● **YOUR TASK**
Can you set down every line of the material below word for word, leaving the pictures out of your answer?

Entries from a collection:
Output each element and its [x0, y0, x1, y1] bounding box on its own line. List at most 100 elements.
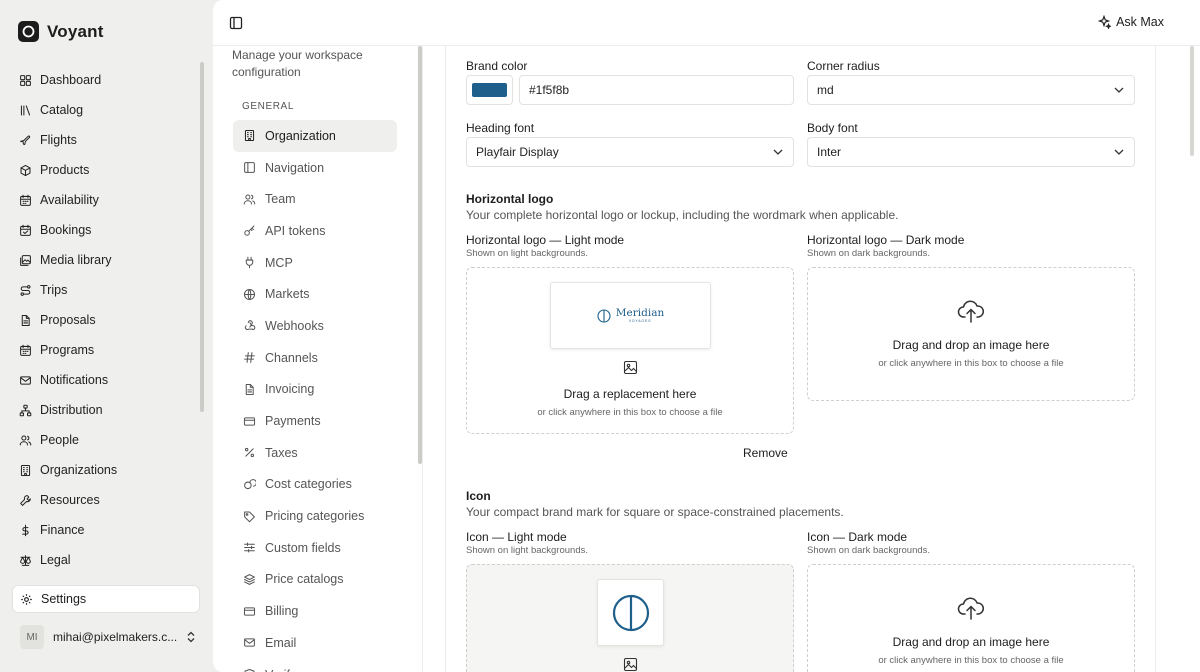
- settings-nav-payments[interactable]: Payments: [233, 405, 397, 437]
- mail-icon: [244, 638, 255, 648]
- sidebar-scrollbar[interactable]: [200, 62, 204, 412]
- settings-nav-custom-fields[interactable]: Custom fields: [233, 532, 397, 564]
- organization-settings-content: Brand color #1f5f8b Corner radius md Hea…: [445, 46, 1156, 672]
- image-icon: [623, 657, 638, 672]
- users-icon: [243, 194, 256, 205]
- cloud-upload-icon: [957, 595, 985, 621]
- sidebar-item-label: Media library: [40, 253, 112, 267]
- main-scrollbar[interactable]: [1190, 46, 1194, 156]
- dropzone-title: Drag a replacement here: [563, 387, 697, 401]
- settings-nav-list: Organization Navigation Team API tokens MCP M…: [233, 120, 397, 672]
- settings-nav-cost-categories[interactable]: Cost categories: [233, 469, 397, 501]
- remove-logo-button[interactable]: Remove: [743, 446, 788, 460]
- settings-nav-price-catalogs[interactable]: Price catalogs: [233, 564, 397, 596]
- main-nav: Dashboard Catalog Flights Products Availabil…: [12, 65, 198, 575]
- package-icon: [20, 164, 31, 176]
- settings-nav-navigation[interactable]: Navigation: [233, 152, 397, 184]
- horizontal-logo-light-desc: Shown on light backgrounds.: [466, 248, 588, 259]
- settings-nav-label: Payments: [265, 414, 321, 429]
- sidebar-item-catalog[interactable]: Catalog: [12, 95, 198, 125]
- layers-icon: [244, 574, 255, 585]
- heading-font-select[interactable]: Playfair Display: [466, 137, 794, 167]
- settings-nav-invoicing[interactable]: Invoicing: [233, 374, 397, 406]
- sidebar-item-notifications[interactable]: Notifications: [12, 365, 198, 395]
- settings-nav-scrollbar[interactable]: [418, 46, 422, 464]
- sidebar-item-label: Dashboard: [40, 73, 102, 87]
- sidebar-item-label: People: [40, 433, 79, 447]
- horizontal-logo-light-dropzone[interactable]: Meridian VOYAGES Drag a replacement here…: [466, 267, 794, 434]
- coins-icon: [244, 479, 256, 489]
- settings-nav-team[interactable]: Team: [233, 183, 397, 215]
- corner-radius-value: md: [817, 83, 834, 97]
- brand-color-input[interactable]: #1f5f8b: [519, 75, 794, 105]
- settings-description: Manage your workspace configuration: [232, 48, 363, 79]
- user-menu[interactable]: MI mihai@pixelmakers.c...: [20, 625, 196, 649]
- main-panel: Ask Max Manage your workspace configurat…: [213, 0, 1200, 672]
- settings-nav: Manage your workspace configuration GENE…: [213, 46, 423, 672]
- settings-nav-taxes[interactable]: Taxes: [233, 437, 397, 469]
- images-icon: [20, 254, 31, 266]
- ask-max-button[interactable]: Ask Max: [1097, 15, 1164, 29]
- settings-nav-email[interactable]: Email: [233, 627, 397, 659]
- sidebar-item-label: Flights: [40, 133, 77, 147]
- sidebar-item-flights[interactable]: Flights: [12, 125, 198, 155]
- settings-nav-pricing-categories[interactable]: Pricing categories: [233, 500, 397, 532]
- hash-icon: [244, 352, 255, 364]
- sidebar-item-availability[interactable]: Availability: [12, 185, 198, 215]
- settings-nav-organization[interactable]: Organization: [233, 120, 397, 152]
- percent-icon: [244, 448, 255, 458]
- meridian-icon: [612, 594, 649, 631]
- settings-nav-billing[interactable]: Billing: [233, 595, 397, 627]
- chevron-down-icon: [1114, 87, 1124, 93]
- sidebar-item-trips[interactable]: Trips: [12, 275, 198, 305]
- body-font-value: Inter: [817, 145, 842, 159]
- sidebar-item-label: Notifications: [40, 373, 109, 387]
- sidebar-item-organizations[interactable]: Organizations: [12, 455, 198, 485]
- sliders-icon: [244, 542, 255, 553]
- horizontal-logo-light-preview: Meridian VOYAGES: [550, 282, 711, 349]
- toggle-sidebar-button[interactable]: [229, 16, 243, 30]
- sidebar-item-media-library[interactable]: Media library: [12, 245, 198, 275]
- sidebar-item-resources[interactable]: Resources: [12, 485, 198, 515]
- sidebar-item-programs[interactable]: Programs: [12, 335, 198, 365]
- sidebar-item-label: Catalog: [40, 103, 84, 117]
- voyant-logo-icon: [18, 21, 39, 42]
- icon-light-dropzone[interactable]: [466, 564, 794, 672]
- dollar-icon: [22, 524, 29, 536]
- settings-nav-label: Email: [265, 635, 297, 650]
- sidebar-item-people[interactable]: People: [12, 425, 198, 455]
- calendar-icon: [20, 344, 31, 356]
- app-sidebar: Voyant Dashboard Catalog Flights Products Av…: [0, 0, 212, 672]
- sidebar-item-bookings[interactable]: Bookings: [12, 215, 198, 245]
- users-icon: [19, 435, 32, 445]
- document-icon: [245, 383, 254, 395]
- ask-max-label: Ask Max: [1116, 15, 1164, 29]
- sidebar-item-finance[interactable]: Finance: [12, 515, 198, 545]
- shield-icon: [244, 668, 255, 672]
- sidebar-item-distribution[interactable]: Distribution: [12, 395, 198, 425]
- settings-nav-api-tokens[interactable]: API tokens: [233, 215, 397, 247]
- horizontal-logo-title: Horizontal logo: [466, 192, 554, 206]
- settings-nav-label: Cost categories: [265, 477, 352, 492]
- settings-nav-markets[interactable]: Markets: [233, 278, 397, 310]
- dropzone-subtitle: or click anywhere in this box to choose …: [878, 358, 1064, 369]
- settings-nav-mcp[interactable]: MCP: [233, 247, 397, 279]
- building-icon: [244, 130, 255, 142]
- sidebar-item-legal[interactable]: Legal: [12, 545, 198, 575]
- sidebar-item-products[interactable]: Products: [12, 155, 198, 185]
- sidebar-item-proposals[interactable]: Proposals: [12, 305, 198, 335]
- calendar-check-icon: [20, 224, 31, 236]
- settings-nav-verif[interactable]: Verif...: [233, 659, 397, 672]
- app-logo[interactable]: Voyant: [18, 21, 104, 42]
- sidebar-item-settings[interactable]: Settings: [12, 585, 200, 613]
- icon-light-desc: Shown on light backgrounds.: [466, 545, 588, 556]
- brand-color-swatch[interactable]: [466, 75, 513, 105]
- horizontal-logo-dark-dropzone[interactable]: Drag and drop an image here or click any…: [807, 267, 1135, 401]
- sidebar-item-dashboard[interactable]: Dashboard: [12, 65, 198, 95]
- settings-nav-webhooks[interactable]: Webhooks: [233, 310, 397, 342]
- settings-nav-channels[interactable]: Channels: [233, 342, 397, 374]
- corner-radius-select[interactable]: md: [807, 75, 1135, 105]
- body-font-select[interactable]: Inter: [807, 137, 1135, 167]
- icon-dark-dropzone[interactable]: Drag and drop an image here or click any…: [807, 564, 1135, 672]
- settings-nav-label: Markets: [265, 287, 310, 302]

● **TASK SOLUTION**
Output each element and its [x0, y0, x1, y1] bounding box on its own line. List at most 100 elements.
- settings-nav-payments[interactable]: Payments: [233, 405, 397, 437]
- mail-icon: [244, 638, 255, 648]
- sidebar-scrollbar[interactable]: [200, 62, 204, 412]
- settings-nav-custom-fields[interactable]: Custom fields: [233, 532, 397, 564]
- organization-settings-content: Brand color #1f5f8b Corner radius md Hea…: [445, 46, 1156, 672]
- image-icon: [623, 657, 638, 672]
- users-icon: [243, 194, 256, 205]
- cloud-upload-icon: [957, 595, 985, 621]
- sidebar-item-label: Media library: [40, 253, 112, 267]
- main-scrollbar[interactable]: [1190, 46, 1194, 156]
- dropzone-title: Drag a replacement here: [563, 387, 697, 401]
- settings-nav-list: Organization Navigation Team API tokens MCP M…: [233, 120, 397, 672]
- settings-nav-cost-categories[interactable]: Cost categories: [233, 469, 397, 501]
- remove-logo-button[interactable]: Remove: [743, 446, 788, 460]
- settings-nav-price-catalogs[interactable]: Price catalogs: [233, 564, 397, 596]
- main-nav: Dashboard Catalog Flights Products Availabil…: [12, 65, 198, 575]
- package-icon: [20, 164, 31, 176]
- settings-nav-navigation[interactable]: Navigation: [233, 152, 397, 184]
- horizontal-logo-light-desc: Shown on light backgrounds.: [466, 248, 588, 259]
- settings-nav-label: Payments: [265, 414, 321, 429]
- sidebar-item-catalog[interactable]: Catalog: [12, 95, 198, 125]
- layers-icon: [244, 574, 255, 585]
- heading-font-select[interactable]: Playfair Display: [466, 137, 794, 167]
- settings-nav-invoicing[interactable]: Invoicing: [233, 374, 397, 406]
- sidebar-item-notifications[interactable]: Notifications: [12, 365, 198, 395]
- settings-nav-scrollbar[interactable]: [418, 46, 422, 464]
- sidebar-item-label: Dashboard: [40, 73, 102, 87]
- sidebar-item-label: People: [40, 433, 79, 447]
- horizontal-logo-light-dropzone[interactable]: Meridian VOYAGES Drag a replacement here…: [466, 267, 794, 434]
- coins-icon: [244, 479, 256, 489]
- settings-nav-team[interactable]: Team: [233, 183, 397, 215]
- corner-radius-value: md: [817, 83, 834, 97]
- brand-color-input[interactable]: #1f5f8b: [519, 75, 794, 105]
- settings-description: Manage your workspace configuration: [232, 48, 363, 79]
- user-menu[interactable]: MI mihai@pixelmakers.c...: [20, 625, 196, 649]
- main-panel: Ask Max Manage your workspace configurat…: [213, 0, 1200, 672]
- settings-nav: Manage your workspace configuration GENE…: [213, 46, 423, 672]
- settings-nav-taxes[interactable]: Taxes: [233, 437, 397, 469]
- images-icon: [20, 254, 31, 266]
- ask-max-button[interactable]: Ask Max: [1097, 15, 1164, 29]
- settings-nav-email[interactable]: Email: [233, 627, 397, 659]
- sidebar-item-label: Flights: [40, 133, 77, 147]
- sidebar-item-flights[interactable]: Flights: [12, 125, 198, 155]
- settings-nav-pricing-categories[interactable]: Pricing categories: [233, 500, 397, 532]
- hash-icon: [244, 352, 255, 364]
- sidebar-item-availability[interactable]: Availability: [12, 185, 198, 215]
- settings-nav-organization[interactable]: Organization: [233, 120, 397, 152]
- percent-icon: [244, 448, 255, 458]
- meridian-icon: [612, 594, 649, 631]
- settings-nav-billing[interactable]: Billing: [233, 595, 397, 627]
- chevron-down-icon: [1114, 87, 1124, 93]
- sidebar-item-trips[interactable]: Trips: [12, 275, 198, 305]
- body-font-value: Inter: [817, 145, 842, 159]
- sidebar-item-label: Notifications: [40, 373, 109, 387]
- sidebar-item-organizations[interactable]: Organizations: [12, 455, 198, 485]
- sliders-icon: [244, 542, 255, 553]
- horizontal-logo-light-preview: Meridian VOYAGES: [550, 282, 711, 349]
- toggle-sidebar-button[interactable]: [229, 16, 243, 30]
- sidebar-item-media-library[interactable]: Media library: [12, 245, 198, 275]
- sidebar-item-resources[interactable]: Resources: [12, 485, 198, 515]
- sidebar-item-programs[interactable]: Programs: [12, 335, 198, 365]
- sidebar-item-label: Catalog: [40, 103, 84, 117]
- voyant-logo-icon: [18, 21, 39, 42]
- icon-light-dropzone[interactable]: [466, 564, 794, 672]
- dollar-icon: [22, 524, 29, 536]
- settings-nav-label: Email: [265, 635, 297, 650]
- sidebar-item-people[interactable]: People: [12, 425, 198, 455]
- calendar-icon: [20, 344, 31, 356]
- app-sidebar: Voyant Dashboard Catalog Flights Products Av…: [0, 0, 212, 672]
- sidebar-item-bookings[interactable]: Bookings: [12, 215, 198, 245]
- users-icon: [19, 435, 32, 445]
- document-icon: [245, 383, 254, 395]
- ask-max-label: Ask Max: [1116, 15, 1164, 29]
- sidebar-item-finance[interactable]: Finance: [12, 515, 198, 545]
- shield-icon: [244, 668, 255, 672]
- sidebar-item-distribution[interactable]: Distribution: [12, 395, 198, 425]
- settings-nav-api-tokens[interactable]: API tokens: [233, 215, 397, 247]
- horizontal-logo-title: Horizontal logo: [466, 192, 554, 206]
- settings-nav-label: Cost categories: [265, 477, 352, 492]
- settings-nav-markets[interactable]: Markets: [233, 278, 397, 310]
- dropzone-subtitle: or click anywhere in this box to choose …: [878, 358, 1064, 369]
- settings-nav-mcp[interactable]: MCP: [233, 247, 397, 279]
- building-icon: [244, 130, 255, 142]
- sidebar-item-legal[interactable]: Legal: [12, 545, 198, 575]
- sidebar-item-products[interactable]: Products: [12, 155, 198, 185]
- sidebar-item-proposals[interactable]: Proposals: [12, 305, 198, 335]
- calendar-check-icon: [20, 224, 31, 236]
- settings-nav-verif[interactable]: Verif...: [233, 659, 397, 672]
- app-logo[interactable]: Voyant: [18, 21, 104, 42]
- sidebar-item-settings[interactable]: Settings: [12, 585, 200, 613]
- icon-light-desc: Shown on light backgrounds.: [466, 545, 588, 556]
- brand-color-swatch[interactable]: [466, 75, 513, 105]
- horizontal-logo-dark-dropzone[interactable]: Drag and drop an image here or click any…: [807, 267, 1135, 401]
- sidebar-item-dashboard[interactable]: Dashboard: [12, 65, 198, 95]
- settings-nav-webhooks[interactable]: Webhooks: [233, 310, 397, 342]
- settings-nav-channels[interactable]: Channels: [233, 342, 397, 374]
- corner-radius-select[interactable]: md: [807, 75, 1135, 105]
- body-font-select[interactable]: Inter: [807, 137, 1135, 167]
- icon-dark-dropzone[interactable]: Drag and drop an image here or click any…: [807, 564, 1135, 672]
- settings-nav-label: Markets: [265, 287, 310, 302]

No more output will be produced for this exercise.